MATERIAL PROVIDED
>> Begin
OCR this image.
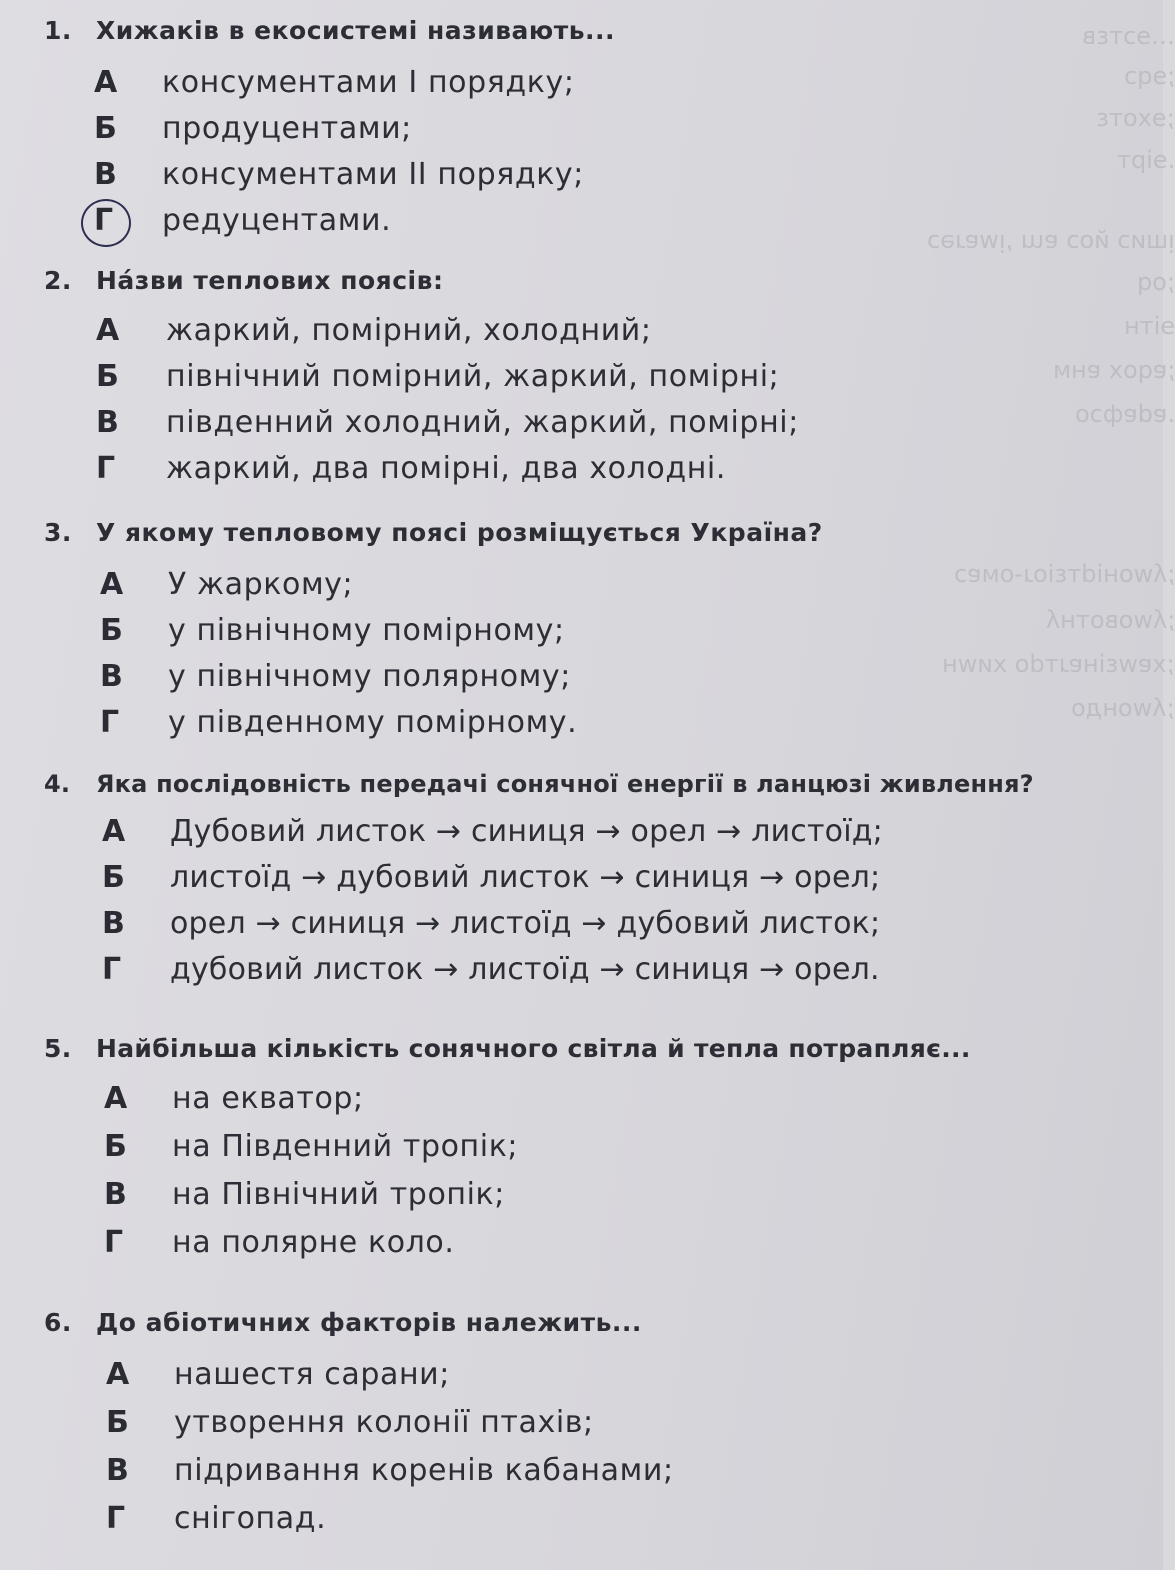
…ɘɔтɛв
;ɘqɔ
;ɘхотɛ
.ɘірт
ᴉшиɔ йоɔ ɐɯ ,ᴉwɐɹǝɔ
;oq
ɘітн
;ɐqох ɐнм
.ɐdɐфɔо
;ʎwоніdтɛіоɹ-омɐɔ
;ʎwовотнʎ
;хɐwɛінɐɹтdо хиwн
;ʎwондо
1. Хижаків в екосистемі називають...
А	консументами I порядку;
Б	продуцентами;
В	консументами II порядку;
Г	редуцентами.
2. Нáзви теплових поясів:
А	жаркий, помірний, холодний;
Б	північний помірний, жаркий, помірні;
В	південний холодний, жаркий, помірні;
Г	жаркий, два помірні, два холодні.
3. У якому тепловому поясі розміщується Україна?
А	У жаркому;
Б	у північному помірному;
В	у північному полярному;
Г	у південному помірному.
4. Яка послідовність передачі сонячної енергії в ланцюзі живлення?
А	Дубовий листок → синиця → орел → листоїд;
Б	листоїд → дубовий листок → синиця → орел;
В	орел → синиця → листоїд → дубовий листок;
Г	дубовий листок → листоїд → синиця → орел.
5. Найбільша кількість сонячного світла й тепла потрапляє...
А	на екватор;
Б	на Південний тропік;
В	на Північний тропік;
Г	на полярне коло.
6. До абіотичних факторів належить...
А	нашестя сарани;
Б	утворення колонії птахів;
В	підривання коренів кабанами;
Г	снігопад.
>> End
EXERCISE DETAILS
Among the entries, how many lines include the word "помірний"? Answer with a single number and nothing further.

EXERCISE RESULT
2